** Start of DATA SECTION **

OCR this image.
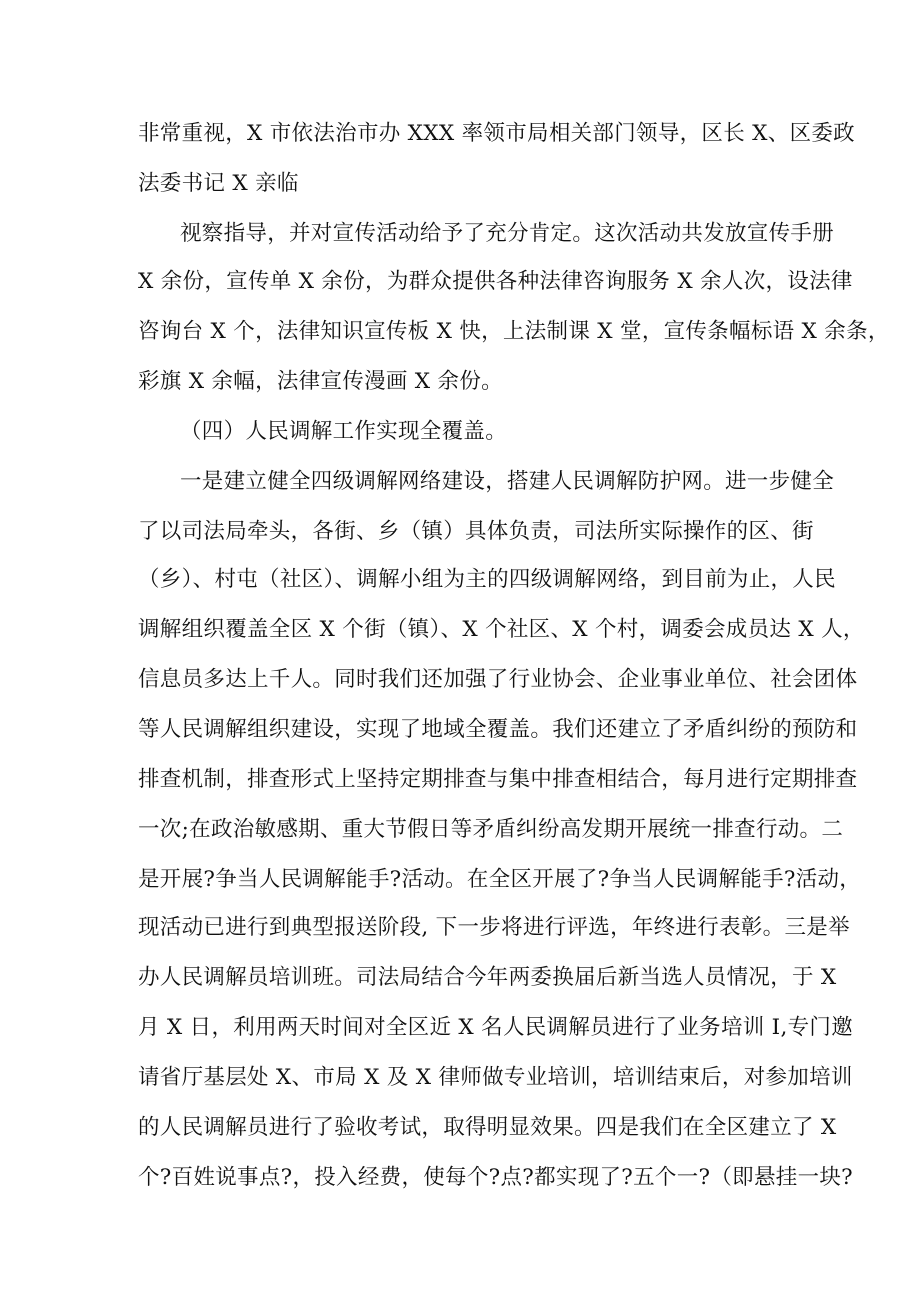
非常重视，X 市依法治市办 XXX 率领市局相关部门领导，区长 X、区委政
法委书记 X 亲临
视察指导，并对宣传活动给予了充分肯定。这次活动共发放宣传手册
X 余份，宣传单 X 余份，为群众提供各种法律咨询服务 X 余人次，设法律
咨询台 X 个，法律知识宣传板 X 快，上法制课 X 堂，宣传条幅标语 X 余条，
彩旗 X 余幅，法律宣传漫画 X 余份。
（四）人民调解工作实现全覆盖。
一是建立健全四级调解网络建设，搭建人民调解防护网。进一步健全
了以司法局牵头，各街、乡（镇）具体负责，司法所实际操作的区、街
（乡）、村屯（社区）、调解小组为主的四级调解网络，到目前为止，人民
调解组织覆盖全区 X 个街（镇）、X 个社区、X 个村，调委会成员达 X 人，
信息员多达上千人。同时我们还加强了行业协会、企业事业单位、社会团体
等人民调解组织建设，实现了地域全覆盖。我们还建立了矛盾纠纷的预防和
排查机制，排查形式上坚持定期排查与集中排查相结合，每月进行定期排查
一次;在政治敏感期、重大节假日等矛盾纠纷高发期开展统一排查行动。二
是开展?争当人民调解能手?活动。在全区开展了?争当人民调解能手?活动，
现活动已进行到典型报送阶段, 下一步将进行评选，年终进行表彰。三是举
办人民调解员培训班。司法局结合今年两委换届后新当选人员情况，于 X
月 X 日，利用两天时间对全区近 X 名人民调解员进行了业务培训 I,专门邀
请省厅基层处 X、市局 X 及 X 律师做专业培训，培训结束后，对参加培训
的人民调解员进行了验收考试，取得明显效果。四是我们在全区建立了 X
个?百姓说事点?，投入经费，使每个?点?都实现了?五个一?（即悬挂一块?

** End of DATA SECTION **

• _WHAT THE TASK ASKS_: Return the material exactly as given, apart from the pictures.

• _SOLUTION_:
OCR this image.
非常重视，X 市依法治市办 XXX 率领市局相关部门领导，区长 X、区委政
法委书记 X 亲临
视察指导，并对宣传活动给予了充分肯定。这次活动共发放宣传手册
X 余份，宣传单 X 余份，为群众提供各种法律咨询服务 X 余人次，设法律
咨询台 X 个，法律知识宣传板 X 快，上法制课 X 堂，宣传条幅标语 X 余条，
彩旗 X 余幅，法律宣传漫画 X 余份。
（四）人民调解工作实现全覆盖。
一是建立健全四级调解网络建设，搭建人民调解防护网。进一步健全
了以司法局牵头，各街、乡（镇）具体负责，司法所实际操作的区、街
（乡）、村屯（社区）、调解小组为主的四级调解网络，到目前为止，人民
调解组织覆盖全区 X 个街（镇）、X 个社区、X 个村，调委会成员达 X 人，
信息员多达上千人。同时我们还加强了行业协会、企业事业单位、社会团体
等人民调解组织建设，实现了地域全覆盖。我们还建立了矛盾纠纷的预防和
排查机制，排查形式上坚持定期排查与集中排查相结合，每月进行定期排查
一次;在政治敏感期、重大节假日等矛盾纠纷高发期开展统一排查行动。二
是开展?争当人民调解能手?活动。在全区开展了?争当人民调解能手?活动，
现活动已进行到典型报送阶段, 下一步将进行评选，年终进行表彰。三是举
办人民调解员培训班。司法局结合今年两委换届后新当选人员情况，于 X
月 X 日，利用两天时间对全区近 X 名人民调解员进行了业务培训 I,专门邀
请省厅基层处 X、市局 X 及 X 律师做专业培训，培训结束后，对参加培训
的人民调解员进行了验收考试，取得明显效果。四是我们在全区建立了 X
个?百姓说事点?，投入经费，使每个?点?都实现了?五个一?（即悬挂一块?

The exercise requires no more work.